Select every line below containing the word "auch".
BEGIN Records to use
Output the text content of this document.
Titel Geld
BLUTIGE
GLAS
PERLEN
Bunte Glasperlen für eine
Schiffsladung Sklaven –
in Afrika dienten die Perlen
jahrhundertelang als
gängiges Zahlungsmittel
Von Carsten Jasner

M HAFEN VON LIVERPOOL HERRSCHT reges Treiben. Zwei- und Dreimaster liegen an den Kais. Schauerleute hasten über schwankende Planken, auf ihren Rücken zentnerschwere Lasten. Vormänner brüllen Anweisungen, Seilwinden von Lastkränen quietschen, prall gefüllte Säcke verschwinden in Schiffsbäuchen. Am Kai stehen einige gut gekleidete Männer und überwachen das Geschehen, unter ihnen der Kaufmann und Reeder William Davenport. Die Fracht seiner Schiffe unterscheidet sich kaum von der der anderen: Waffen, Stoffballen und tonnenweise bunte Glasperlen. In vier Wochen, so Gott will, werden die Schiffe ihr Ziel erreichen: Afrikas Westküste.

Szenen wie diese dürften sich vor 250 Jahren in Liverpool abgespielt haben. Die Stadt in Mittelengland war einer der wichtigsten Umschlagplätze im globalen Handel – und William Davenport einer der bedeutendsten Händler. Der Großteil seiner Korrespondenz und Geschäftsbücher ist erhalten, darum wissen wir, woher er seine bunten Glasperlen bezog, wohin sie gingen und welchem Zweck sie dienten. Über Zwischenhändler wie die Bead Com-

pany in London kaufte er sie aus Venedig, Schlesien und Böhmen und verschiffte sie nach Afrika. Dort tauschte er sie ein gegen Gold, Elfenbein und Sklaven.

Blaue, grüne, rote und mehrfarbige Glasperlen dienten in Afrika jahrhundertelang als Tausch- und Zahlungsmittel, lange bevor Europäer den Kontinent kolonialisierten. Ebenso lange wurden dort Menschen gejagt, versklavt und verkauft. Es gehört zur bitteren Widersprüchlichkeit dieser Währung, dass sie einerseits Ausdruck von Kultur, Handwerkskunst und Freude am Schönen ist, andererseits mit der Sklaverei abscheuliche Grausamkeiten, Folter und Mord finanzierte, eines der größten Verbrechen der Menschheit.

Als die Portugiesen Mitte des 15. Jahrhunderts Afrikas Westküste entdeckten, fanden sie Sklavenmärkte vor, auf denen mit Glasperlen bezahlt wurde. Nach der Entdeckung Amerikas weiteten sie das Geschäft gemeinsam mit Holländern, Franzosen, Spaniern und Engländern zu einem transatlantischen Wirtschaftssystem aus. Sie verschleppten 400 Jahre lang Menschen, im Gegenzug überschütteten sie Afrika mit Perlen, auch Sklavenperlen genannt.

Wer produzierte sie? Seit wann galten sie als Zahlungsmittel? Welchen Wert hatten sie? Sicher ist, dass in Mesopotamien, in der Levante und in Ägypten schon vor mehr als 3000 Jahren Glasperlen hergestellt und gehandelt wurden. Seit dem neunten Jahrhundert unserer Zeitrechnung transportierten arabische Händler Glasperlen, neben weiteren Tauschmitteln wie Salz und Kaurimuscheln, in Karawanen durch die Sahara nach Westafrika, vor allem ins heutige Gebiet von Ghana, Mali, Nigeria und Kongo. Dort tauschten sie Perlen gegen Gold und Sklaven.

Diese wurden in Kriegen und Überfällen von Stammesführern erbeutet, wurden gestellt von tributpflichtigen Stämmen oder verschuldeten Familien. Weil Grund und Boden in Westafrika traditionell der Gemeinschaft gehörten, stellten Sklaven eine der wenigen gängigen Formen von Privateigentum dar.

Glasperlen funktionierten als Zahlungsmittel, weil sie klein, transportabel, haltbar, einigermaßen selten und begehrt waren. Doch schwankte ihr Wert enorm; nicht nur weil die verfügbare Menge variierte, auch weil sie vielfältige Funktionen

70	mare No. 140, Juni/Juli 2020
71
END Records to use
● Reply to the task:
Als die Portugiesen Mitte des 15. Jahrhunderts Afrikas Westküste entdeckten, fanden sie Sklavenmärkte vor, auf denen mit Glasperlen bezahlt wurde. Nach der Entdeckung Amerikas weiteten sie das Geschäft gemeinsam mit Holländern, Franzosen, Spaniern und Engländern zu einem transatlantischen Wirtschaftssystem aus. Sie verschleppten 400 Jahre lang Menschen, im Gegenzug überschütteten sie Afrika mit Perlen, auch Sklavenperlen genannt.
Glasperlen funktionierten als Zahlungsmittel, weil sie klein, transportabel, haltbar, einigermaßen selten und begehrt waren. Doch schwankte ihr Wert enorm; nicht nur weil die verfügbare Menge variierte, auch weil sie vielfältige Funktionen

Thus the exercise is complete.